— Start RECORDS FOR THIS EXERCISE —
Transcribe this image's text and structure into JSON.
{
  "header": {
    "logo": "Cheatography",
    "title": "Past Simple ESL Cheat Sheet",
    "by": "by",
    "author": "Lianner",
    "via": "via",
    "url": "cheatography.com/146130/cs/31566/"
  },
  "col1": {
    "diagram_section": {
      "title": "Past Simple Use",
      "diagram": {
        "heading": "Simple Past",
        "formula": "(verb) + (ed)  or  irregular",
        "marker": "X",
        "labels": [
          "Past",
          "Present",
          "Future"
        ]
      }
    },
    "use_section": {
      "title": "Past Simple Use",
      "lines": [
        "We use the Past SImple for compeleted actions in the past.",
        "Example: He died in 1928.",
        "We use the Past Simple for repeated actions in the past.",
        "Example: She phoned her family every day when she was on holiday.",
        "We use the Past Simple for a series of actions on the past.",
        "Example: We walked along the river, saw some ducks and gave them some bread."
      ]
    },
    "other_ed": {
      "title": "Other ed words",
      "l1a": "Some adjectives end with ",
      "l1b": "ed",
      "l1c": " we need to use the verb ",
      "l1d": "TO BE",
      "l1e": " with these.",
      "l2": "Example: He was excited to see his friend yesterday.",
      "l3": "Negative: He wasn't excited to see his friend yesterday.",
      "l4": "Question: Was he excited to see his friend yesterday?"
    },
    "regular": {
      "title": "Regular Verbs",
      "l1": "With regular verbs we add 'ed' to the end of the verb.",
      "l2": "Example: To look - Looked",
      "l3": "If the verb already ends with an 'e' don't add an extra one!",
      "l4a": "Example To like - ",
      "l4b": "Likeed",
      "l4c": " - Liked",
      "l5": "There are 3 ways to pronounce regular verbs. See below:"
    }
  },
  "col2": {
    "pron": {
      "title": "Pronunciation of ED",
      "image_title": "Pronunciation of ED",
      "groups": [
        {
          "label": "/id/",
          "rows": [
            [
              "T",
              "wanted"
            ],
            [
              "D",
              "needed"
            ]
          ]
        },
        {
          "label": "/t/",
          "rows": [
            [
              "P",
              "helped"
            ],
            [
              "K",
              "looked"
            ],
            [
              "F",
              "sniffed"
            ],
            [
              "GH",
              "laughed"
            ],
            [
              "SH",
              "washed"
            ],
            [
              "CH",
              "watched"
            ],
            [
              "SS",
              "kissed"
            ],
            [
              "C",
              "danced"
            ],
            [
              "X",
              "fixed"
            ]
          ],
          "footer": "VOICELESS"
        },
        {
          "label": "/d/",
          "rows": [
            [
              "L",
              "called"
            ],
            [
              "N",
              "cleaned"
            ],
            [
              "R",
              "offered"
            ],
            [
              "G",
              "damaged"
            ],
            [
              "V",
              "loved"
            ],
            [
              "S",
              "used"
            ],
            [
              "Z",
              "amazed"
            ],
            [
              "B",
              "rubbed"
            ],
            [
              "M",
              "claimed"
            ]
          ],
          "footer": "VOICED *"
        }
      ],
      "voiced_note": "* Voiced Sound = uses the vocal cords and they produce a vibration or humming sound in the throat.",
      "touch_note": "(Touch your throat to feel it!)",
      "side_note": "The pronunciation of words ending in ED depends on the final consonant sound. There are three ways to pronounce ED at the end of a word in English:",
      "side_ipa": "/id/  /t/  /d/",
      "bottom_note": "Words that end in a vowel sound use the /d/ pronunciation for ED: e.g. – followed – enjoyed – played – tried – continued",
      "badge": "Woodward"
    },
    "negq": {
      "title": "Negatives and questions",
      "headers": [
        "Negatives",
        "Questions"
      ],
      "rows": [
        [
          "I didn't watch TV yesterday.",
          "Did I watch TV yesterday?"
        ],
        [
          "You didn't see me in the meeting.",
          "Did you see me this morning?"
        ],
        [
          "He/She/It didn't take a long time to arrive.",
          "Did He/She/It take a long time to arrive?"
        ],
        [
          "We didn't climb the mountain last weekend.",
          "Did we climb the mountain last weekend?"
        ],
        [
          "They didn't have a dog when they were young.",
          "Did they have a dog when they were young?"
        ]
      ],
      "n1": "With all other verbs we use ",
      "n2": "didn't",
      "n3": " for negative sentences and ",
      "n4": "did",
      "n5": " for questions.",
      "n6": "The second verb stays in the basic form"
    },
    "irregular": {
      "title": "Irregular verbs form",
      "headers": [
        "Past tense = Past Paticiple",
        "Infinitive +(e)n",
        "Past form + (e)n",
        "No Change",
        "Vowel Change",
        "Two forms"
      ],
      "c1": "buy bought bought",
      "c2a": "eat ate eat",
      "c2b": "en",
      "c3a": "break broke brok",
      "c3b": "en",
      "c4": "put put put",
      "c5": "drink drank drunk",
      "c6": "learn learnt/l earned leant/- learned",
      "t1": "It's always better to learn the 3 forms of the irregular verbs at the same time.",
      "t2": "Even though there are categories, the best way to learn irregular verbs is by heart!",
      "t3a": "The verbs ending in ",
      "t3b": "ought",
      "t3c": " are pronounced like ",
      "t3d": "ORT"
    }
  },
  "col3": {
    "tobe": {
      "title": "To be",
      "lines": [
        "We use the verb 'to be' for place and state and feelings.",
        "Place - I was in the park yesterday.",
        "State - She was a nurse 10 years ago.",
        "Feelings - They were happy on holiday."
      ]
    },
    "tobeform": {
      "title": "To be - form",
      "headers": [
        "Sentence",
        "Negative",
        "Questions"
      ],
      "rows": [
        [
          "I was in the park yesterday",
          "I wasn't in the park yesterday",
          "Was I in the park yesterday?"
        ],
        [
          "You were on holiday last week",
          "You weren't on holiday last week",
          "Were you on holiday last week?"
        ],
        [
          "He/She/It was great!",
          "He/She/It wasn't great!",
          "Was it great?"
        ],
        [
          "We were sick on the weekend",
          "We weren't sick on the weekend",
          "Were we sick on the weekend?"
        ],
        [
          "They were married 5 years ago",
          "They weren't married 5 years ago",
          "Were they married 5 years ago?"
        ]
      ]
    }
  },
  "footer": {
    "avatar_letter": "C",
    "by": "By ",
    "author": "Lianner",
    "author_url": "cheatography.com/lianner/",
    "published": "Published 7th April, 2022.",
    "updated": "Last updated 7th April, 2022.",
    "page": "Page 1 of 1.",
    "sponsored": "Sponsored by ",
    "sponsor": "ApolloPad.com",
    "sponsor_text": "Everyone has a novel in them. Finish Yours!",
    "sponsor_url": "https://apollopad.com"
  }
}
— End RECORDS FOR THIS EXERCISE —
PROBLEM DETAILS:
The lines above should be duplicated exactly.

ANSWER TO THE PROBLEM:
Transcribe this image's text and structure into JSON.
{
  "header": {
    "logo": "Cheatography",
    "title": "Past Simple ESL Cheat Sheet",
    "by": "by",
    "author": "Lianner",
    "via": "via",
    "url": "cheatography.com/146130/cs/31566/"
  },
  "col1": {
    "diagram_section": {
      "title": "Past Simple Use",
      "diagram": {
        "heading": "Simple Past",
        "formula": "(verb) + (ed)  or  irregular",
        "marker": "X",
        "labels": [
          "Past",
          "Present",
          "Future"
        ]
      }
    },
    "use_section": {
      "title": "Past Simple Use",
      "lines": [
        "We use the Past SImple for compeleted actions in the past.",
        "Example: He died in 1928.",
        "We use the Past Simple for repeated actions in the past.",
        "Example: She phoned her family every day when she was on holiday.",
        "We use the Past Simple for a series of actions on the past.",
        "Example: We walked along the river, saw some ducks and gave them some bread."
      ]
    },
    "other_ed": {
      "title": "Other ed words",
      "l1a": "Some adjectives end with ",
      "l1b": "ed",
      "l1c": " we need to use the verb ",
      "l1d": "TO BE",
      "l1e": " with these.",
      "l2": "Example: He was excited to see his friend yesterday.",
      "l3": "Negative: He wasn't excited to see his friend yesterday.",
      "l4": "Question: Was he excited to see his friend yesterday?"
    },
    "regular": {
      "title": "Regular Verbs",
      "l1": "With regular verbs we add 'ed' to the end of the verb.",
      "l2": "Example: To look - Looked",
      "l3": "If the verb already ends with an 'e' don't add an extra one!",
      "l4a": "Example To like - ",
      "l4b": "Likeed",
      "l4c": " - Liked",
      "l5": "There are 3 ways to pronounce regular verbs. See below:"
    }
  },
  "col2": {
    "pron": {
      "title": "Pronunciation of ED",
      "image_title": "Pronunciation of ED",
      "groups": [
        {
          "label": "/id/",
          "rows": [
            [
              "T",
              "wanted"
            ],
            [
              "D",
              "needed"
            ]
          ]
        },
        {
          "label": "/t/",
          "rows": [
            [
              "P",
              "helped"
            ],
            [
              "K",
              "looked"
            ],
            [
              "F",
              "sniffed"
            ],
            [
              "GH",
              "laughed"
            ],
            [
              "SH",
              "washed"
            ],
            [
              "CH",
              "watched"
            ],
            [
              "SS",
              "kissed"
            ],
            [
              "C",
              "danced"
            ],
            [
              "X",
              "fixed"
            ]
          ],
          "footer": "VOICELESS"
        },
        {
          "label": "/d/",
          "rows": [
            [
              "L",
              "called"
            ],
            [
              "N",
              "cleaned"
            ],
            [
              "R",
              "offered"
            ],
            [
              "G",
              "damaged"
            ],
            [
              "V",
              "loved"
            ],
            [
              "S",
              "used"
            ],
            [
              "Z",
              "amazed"
            ],
            [
              "B",
              "rubbed"
            ],
            [
              "M",
              "claimed"
            ]
          ],
          "footer": "VOICED *"
        }
      ],
      "voiced_note": "* Voiced Sound = uses the vocal cords and they produce a vibration or humming sound in the throat.",
      "touch_note": "(Touch your throat to feel it!)",
      "side_note": "The pronunciation of words ending in ED depends on the final consonant sound. There are three ways to pronounce ED at the end of a word in English:",
      "side_ipa": "/id/  /t/  /d/",
      "bottom_note": "Words that end in a vowel sound use the /d/ pronunciation for ED: e.g. – followed – enjoyed – played – tried – continued",
      "badge": "Woodward"
    },
    "negq": {
      "title": "Negatives and questions",
      "headers": [
        "Negatives",
        "Questions"
      ],
      "rows": [
        [
          "I didn't watch TV yesterday.",
          "Did I watch TV yesterday?"
        ],
        [
          "You didn't see me in the meeting.",
          "Did you see me this morning?"
        ],
        [
          "He/She/It didn't take a long time to arrive.",
          "Did He/She/It take a long time to arrive?"
        ],
        [
          "We didn't climb the mountain last weekend.",
          "Did we climb the mountain last weekend?"
        ],
        [
          "They didn't have a dog when they were young.",
          "Did they have a dog when they were young?"
        ]
      ],
      "n1": "With all other verbs we use ",
      "n2": "didn't",
      "n3": " for negative sentences and ",
      "n4": "did",
      "n5": " for questions.",
      "n6": "The second verb stays in the basic form"
    },
    "irregular": {
      "title": "Irregular verbs form",
      "headers": [
        "Past tense = Past Paticiple",
        "Infinitive +(e)n",
        "Past form + (e)n",
        "No Change",
        "Vowel Change",
        "Two forms"
      ],
      "c1": "buy bought bought",
      "c2a": "eat ate eat",
      "c2b": "en",
      "c3a": "break broke brok",
      "c3b": "en",
      "c4": "put put put",
      "c5": "drink drank drunk",
      "c6": "learn learnt/l earned leant/- learned",
      "t1": "It's always better to learn the 3 forms of the irregular verbs at the same time.",
      "t2": "Even though there are categories, the best way to learn irregular verbs is by heart!",
      "t3a": "The verbs ending in ",
      "t3b": "ought",
      "t3c": " are pronounced like ",
      "t3d": "ORT"
    }
  },
  "col3": {
    "tobe": {
      "title": "To be",
      "lines": [
        "We use the verb 'to be' for place and state and feelings.",
        "Place - I was in the park yesterday.",
        "State - She was a nurse 10 years ago.",
        "Feelings - They were happy on holiday."
      ]
    },
    "tobeform": {
      "title": "To be - form",
      "headers": [
        "Sentence",
        "Negative",
        "Questions"
      ],
      "rows": [
        [
          "I was in the park yesterday",
          "I wasn't in the park yesterday",
          "Was I in the park yesterday?"
        ],
        [
          "You were on holiday last week",
          "You weren't on holiday last week",
          "Were you on holiday last week?"
        ],
        [
          "He/She/It was great!",
          "He/She/It wasn't great!",
          "Was it great?"
        ],
        [
          "We were sick on the weekend",
          "We weren't sick on the weekend",
          "Were we sick on the weekend?"
        ],
        [
          "They were married 5 years ago",
          "They weren't married 5 years ago",
          "Were they married 5 years ago?"
        ]
      ]
    }
  },
  "footer": {
    "avatar_letter": "C",
    "by": "By ",
    "author": "Lianner",
    "author_url": "cheatography.com/lianner/",
    "published": "Published 7th April, 2022.",
    "updated": "Last updated 7th April, 2022.",
    "page": "Page 1 of 1.",
    "sponsored": "Sponsored by ",
    "sponsor": "ApolloPad.com",
    "sponsor_text": "Everyone has a novel in them. Finish Yours!",
    "sponsor_url": "https://apollopad.com"
  }
}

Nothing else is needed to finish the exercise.